(WORK REQUEST):
Whenever a line in the records below contains "right", pick it out.

***** EXTRACTED MATERIAL *****

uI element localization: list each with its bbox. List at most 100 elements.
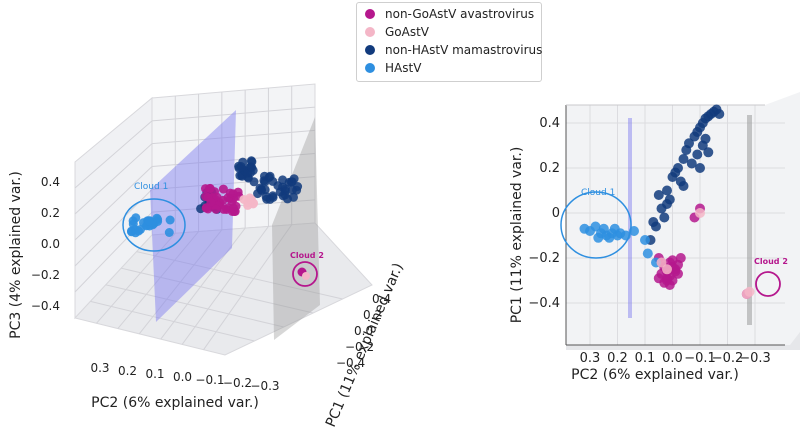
left-points	[127, 156, 310, 280]
data-point	[593, 232, 604, 243]
data-point	[675, 253, 686, 263]
data-point	[642, 248, 653, 259]
data-point	[662, 199, 672, 209]
data-point	[615, 228, 626, 239]
data-point	[257, 185, 266, 195]
gridline	[136, 251, 343, 300]
left-cloud-1-label: Cloud 1	[134, 182, 168, 192]
x-tick-label: −0.3	[739, 351, 771, 366]
right-cloud-2-label: Cloud 2	[754, 257, 788, 266]
gridline	[74, 143, 153, 215]
data-point	[283, 194, 292, 204]
y-tick-label: 0.0	[173, 370, 192, 384]
data-point	[700, 133, 711, 144]
data-point	[280, 184, 290, 194]
left-gray-plane	[272, 117, 320, 340]
data-point	[648, 217, 659, 227]
right-cloud-1-label: Cloud 1	[581, 188, 615, 198]
data-point	[231, 201, 241, 211]
z-tick-label: −0.2	[31, 268, 60, 282]
data-point	[670, 167, 681, 178]
data-point	[261, 192, 271, 202]
data-point	[165, 215, 175, 225]
data-point	[662, 264, 672, 275]
right-points	[579, 104, 755, 299]
legend-label: GoAstV	[385, 25, 430, 39]
data-point	[268, 191, 278, 201]
x-tick-label: 0.0	[662, 351, 683, 366]
data-point	[579, 223, 590, 234]
y-tick-label: 0	[552, 206, 560, 221]
legend-label: HAstV	[385, 61, 422, 75]
data-point	[164, 228, 174, 237]
data-point	[678, 181, 689, 191]
data-point	[211, 204, 221, 214]
z-tick-label: 0.0	[41, 237, 60, 251]
y-tick-label: −0.2	[223, 376, 252, 390]
data-point	[134, 226, 143, 236]
left-cloud-2-label: Cloud 2	[290, 251, 324, 260]
data-point	[741, 289, 752, 299]
gridline	[203, 224, 293, 351]
data-point	[714, 109, 725, 119]
x-tick-label: 0.3	[580, 351, 601, 366]
z-tick-label: 0.4	[41, 175, 60, 189]
x-tick-label: 0.1	[635, 351, 656, 366]
legend-marker	[365, 27, 375, 37]
legend-label: non-GoAstV avastrovirus	[385, 7, 535, 21]
x-tick-label: 0.2	[363, 308, 382, 322]
y-tick-label: 0.2	[539, 161, 560, 176]
data-point	[205, 183, 215, 193]
data-point	[249, 177, 259, 187]
x-tick-label: −0.4	[336, 356, 365, 370]
legend-marker	[365, 63, 375, 73]
gridline	[74, 120, 153, 189]
left-3d-plot: 0.40.20.0−0.2−0.40.3 0.2 0.1 0.0 −0.1−0.2−0.…	[8, 83, 407, 430]
data-point	[692, 149, 703, 160]
legend-marker	[365, 45, 375, 55]
y-tick-label: −0.3	[250, 379, 279, 393]
x-tick-label: −0.2	[712, 351, 744, 366]
data-point	[287, 185, 297, 195]
z-tick-label: −0.4	[31, 299, 60, 313]
left-cloud-2-circle	[292, 261, 318, 287]
data-point	[246, 195, 256, 205]
gridline	[151, 129, 316, 145]
legend-label: non-HAstV mamastrovirus	[385, 43, 543, 57]
data-point	[656, 257, 667, 268]
y-tick-label: −0.2	[528, 251, 560, 266]
x-tick-label: 0.4	[372, 292, 391, 306]
data-point	[686, 158, 697, 169]
data-point	[225, 188, 235, 198]
y-tick-label: 0.4	[539, 116, 560, 131]
gridline	[90, 300, 255, 342]
data-point	[653, 273, 664, 284]
data-point	[206, 197, 216, 207]
gridline	[151, 106, 316, 122]
data-point	[703, 147, 714, 158]
data-point	[640, 235, 650, 245]
y-tick-label: 0.1	[145, 367, 164, 381]
data-point	[659, 212, 670, 223]
x-tick-label: −0.2	[345, 340, 374, 354]
data-point	[218, 184, 228, 194]
right-back-pane	[566, 92, 800, 345]
right-x-axis-label: PC2 (6% explained var.)	[571, 367, 739, 383]
left-y-axis-label: PC2 (6% explained var.)	[91, 395, 259, 411]
data-point	[678, 154, 689, 164]
data-point	[302, 272, 310, 280]
data-point	[127, 227, 136, 237]
data-point	[598, 223, 609, 234]
x-tick-label: 0.2	[607, 351, 628, 366]
legend-marker	[365, 9, 375, 19]
data-point	[289, 174, 299, 184]
x-tick-label: 0.0	[354, 324, 373, 338]
right-3d-plot: 0.40.20−0.2−0.40.3 0.2 0.1 0.0 −0.1−0.2−0.3 …	[509, 92, 800, 383]
data-point	[664, 280, 675, 290]
left-cloud-1-circle	[122, 198, 186, 252]
data-point	[239, 195, 249, 204]
y-tick-label: 0.3	[90, 361, 109, 375]
data-point	[264, 172, 274, 182]
legend-item: HAstV	[365, 61, 421, 79]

*****

(OUTPUT):
right-cloud-2-label: Cloud 2	[754, 257, 788, 266]
right-cloud-1-label: Cloud 1	[581, 188, 615, 198]
right-points	[579, 104, 755, 299]
right-back-pane	[566, 92, 800, 345]
right-x-axis-label: PC2 (6% explained var.)	[571, 367, 739, 383]
right-3d-plot: 0.40.20−0.2−0.40.3 0.2 0.1 0.0 −0.1−0.2−0.3 …	[509, 92, 800, 383]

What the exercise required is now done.